START Selected text

Company says it will also restructure second-tier management, as it struggles against Apple and Android smartphones
The Canadian smartphone maker RIM, best known for its BlackBerry phones, has announced that it will cut 2,000 jobs, or 10% of its global workforce, as the company struggles to maintain profitability in the face of increasing competition from Apple's iPhone and smartphones using Google's Android operating system.
The company is also shaking up its second-level management, with the departure of its chief operating officer Don Morrison, who went on medical leave in June. His job will be split into two roles. RIM said that it will inform employees affected by the cuts this week.
Shares in the company, which is based in Waterloo, Ontario, fell by 41c, or 1.5%, in pre-market trading. They have fallen by 45% since the start of June 2010 as delays with new products and the disappointing launch of the PlayBook tablet, allied to falling selling prices, have pointed to concerns about its longer-term future. Analyst criticism has focused on the arrangement whereby Mike Lazaridis and Jim Balsillie share both the chief executive and chairman roles.
The company in June lowered its guidance for the quarter and full year below analysts' estimates, suggesting profits could be as much as 15% below expectations.
The shakeup is being seen as part of a rationalisation as RIM struggles to contain costs while competing with Apple's iPhone and smartphones using Google's Android mobile operating system. In the three months to May, the number of phones shipped – 13.2m – grew by just 18%, its smallest amount in more than four years, in a smartphone market that is forecast to grow by 50% this year. That means RIM is falling behind Apple, whose iPhone sales more than doubled to 20.3m in the three months to the end of June, and Android phones, which now command about 38% of the smartphone market. Its attempt to launch into the tablet market blazed by Apple's iPad have so far gone slowly, with 500,000 shipped by the end of May, compared with the 9.2m sold by Apple in the quarter ending in June.
The cuts at RIM follow its acquisition of software company QNX in April 2010, bringing 270 employees. QNX will provide the operating system that will power a new generation of RIM smartphones expected in 2012 – but RIM has already said that it will this year release seven new phones, based on an update to the BlackBerry operating system. One is expected to be a touch-only device like the iPhone or Android phones.
That will be a challenge for the company to maintain profitability as it straddles its enterprise and consumer customers, said Carolina Milanesi, smartphone analyst at the research company Gartner.
"The touch-only device will have to be a success for RIM, but they also need keyboard-based phones to appeal to teenagers," she said. "The other question is how they are going to position themselves with enterprises – which is where the money is."
While the broader smartphone market is split 70-30 in number in favour of consumers against enterprises, RIM's business is split roughly evenly. "Enterprise is where the money is," said Milanesi. "But if you bring out seven devices and they know that there's going to be a new QNX platform coming out next year, they will tend to hold off buying until they can see what there is."
On Monday morning the company insisted that a comScore survey which put its UK user base at the end of May 2011 at just 3.6m subscribers was incorrect, and that in fact it had 7m. However the comScore relates to consumers only, and does not survey enterprise customers.

END Selected text
START Data listing

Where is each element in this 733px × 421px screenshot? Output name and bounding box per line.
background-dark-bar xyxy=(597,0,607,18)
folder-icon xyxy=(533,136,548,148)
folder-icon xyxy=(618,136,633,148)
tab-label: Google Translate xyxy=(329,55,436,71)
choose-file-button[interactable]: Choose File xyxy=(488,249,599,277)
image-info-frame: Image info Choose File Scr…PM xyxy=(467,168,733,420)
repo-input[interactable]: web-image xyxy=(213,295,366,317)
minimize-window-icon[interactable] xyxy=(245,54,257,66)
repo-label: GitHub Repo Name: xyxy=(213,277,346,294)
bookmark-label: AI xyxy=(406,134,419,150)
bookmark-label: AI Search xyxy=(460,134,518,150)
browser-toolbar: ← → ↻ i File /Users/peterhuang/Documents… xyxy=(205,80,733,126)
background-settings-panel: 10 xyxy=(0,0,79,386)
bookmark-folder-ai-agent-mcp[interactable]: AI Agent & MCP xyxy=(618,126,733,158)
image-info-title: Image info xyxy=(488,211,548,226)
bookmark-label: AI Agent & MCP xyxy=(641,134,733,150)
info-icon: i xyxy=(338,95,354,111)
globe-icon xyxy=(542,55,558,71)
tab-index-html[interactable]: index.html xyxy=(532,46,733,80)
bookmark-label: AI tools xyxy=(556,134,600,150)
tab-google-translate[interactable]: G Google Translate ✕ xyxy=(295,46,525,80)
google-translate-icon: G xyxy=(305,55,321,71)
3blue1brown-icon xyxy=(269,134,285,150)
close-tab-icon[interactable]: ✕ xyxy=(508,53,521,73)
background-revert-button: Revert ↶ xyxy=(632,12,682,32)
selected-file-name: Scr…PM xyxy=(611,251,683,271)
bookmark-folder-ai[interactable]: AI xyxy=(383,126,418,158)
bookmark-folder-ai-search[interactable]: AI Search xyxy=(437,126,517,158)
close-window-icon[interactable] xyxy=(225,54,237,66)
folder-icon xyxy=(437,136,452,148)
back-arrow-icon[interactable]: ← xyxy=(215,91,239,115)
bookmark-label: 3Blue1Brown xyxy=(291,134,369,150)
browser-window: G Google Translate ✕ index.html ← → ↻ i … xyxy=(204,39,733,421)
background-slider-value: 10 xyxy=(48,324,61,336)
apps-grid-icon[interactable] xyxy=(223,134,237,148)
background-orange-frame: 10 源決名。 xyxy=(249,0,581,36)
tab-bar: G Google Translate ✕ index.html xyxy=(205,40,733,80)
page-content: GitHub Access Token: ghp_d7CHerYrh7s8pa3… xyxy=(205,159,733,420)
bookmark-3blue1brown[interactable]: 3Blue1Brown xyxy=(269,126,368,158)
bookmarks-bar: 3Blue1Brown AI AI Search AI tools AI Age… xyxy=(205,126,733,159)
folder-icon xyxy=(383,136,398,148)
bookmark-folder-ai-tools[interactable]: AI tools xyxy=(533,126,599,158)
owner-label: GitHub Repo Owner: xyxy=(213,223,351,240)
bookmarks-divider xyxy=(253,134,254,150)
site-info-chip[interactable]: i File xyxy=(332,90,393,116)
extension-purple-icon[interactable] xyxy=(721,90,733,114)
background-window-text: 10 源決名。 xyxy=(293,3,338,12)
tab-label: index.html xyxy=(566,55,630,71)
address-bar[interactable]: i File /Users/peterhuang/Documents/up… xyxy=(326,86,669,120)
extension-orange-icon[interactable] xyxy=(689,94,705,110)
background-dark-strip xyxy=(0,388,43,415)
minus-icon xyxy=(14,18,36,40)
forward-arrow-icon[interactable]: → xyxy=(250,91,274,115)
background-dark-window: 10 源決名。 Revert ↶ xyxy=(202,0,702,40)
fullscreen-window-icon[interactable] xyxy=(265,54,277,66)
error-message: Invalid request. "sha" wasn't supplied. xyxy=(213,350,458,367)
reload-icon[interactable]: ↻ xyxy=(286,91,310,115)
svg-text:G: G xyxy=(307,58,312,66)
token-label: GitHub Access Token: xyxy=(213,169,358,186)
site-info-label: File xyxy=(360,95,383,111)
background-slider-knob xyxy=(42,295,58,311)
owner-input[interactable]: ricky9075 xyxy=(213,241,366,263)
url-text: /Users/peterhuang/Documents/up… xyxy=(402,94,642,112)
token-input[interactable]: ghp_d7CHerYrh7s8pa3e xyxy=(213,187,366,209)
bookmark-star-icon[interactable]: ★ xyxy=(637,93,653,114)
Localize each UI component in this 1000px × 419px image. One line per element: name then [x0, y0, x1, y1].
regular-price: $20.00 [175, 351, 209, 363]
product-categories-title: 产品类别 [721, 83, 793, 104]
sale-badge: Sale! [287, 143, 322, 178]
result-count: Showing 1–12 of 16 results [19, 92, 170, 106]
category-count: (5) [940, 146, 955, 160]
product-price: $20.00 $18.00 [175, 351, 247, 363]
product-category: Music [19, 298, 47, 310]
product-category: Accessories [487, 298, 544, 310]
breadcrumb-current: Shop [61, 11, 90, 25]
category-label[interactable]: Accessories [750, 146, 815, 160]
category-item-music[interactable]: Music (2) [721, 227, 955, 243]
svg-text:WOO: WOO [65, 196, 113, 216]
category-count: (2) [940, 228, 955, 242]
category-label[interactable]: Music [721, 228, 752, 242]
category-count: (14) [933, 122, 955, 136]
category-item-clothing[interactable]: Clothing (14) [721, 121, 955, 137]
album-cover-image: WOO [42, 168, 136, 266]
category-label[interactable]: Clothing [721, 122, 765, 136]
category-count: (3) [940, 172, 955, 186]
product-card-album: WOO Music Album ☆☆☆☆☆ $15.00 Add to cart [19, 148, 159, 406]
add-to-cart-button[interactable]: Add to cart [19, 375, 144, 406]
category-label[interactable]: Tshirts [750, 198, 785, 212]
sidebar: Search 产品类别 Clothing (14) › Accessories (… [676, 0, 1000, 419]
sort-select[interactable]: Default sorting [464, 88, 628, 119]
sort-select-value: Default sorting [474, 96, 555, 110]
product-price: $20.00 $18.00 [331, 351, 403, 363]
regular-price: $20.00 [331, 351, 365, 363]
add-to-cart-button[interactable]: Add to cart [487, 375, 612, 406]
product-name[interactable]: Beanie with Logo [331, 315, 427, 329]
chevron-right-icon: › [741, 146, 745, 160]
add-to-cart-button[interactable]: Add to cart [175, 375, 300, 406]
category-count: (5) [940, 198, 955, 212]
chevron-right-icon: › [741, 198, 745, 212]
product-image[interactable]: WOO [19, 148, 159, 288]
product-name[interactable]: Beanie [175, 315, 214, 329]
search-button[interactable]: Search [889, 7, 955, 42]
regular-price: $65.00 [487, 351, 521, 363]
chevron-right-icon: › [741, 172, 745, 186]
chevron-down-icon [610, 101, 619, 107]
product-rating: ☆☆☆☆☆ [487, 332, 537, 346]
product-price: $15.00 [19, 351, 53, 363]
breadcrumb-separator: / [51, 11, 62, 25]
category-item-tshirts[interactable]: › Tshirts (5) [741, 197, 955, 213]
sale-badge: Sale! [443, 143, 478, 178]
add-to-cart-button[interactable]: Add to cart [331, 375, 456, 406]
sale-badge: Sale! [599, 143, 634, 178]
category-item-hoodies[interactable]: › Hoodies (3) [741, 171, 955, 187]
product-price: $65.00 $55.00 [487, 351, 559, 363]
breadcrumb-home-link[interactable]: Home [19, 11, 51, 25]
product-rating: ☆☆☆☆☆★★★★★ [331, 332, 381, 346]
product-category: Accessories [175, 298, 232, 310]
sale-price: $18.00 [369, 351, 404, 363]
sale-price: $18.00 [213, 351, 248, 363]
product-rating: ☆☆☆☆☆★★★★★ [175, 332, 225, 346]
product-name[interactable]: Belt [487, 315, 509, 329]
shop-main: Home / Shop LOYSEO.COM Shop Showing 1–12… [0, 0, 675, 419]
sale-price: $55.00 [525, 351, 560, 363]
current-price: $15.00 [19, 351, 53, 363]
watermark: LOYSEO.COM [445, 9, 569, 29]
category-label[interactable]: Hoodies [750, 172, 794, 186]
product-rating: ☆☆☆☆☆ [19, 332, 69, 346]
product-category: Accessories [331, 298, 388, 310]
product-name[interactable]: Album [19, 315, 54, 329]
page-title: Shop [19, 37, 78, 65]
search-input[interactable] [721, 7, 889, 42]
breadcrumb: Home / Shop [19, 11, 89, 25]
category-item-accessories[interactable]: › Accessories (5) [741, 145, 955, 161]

END Data listing

Problem requirements ::
Rewrite the article on RIM's job cuts between "The company is" and "cuts this week.", inclusive, replacing "medical leave" with "sick leave".

Completed exercise ::
The company is also shaking up its second-level management, with the departure of its chief operating officer Don Morrison, who went on sick leave in June. His job will be split into two roles. RIM said that it will inform employees affected by the cuts this week.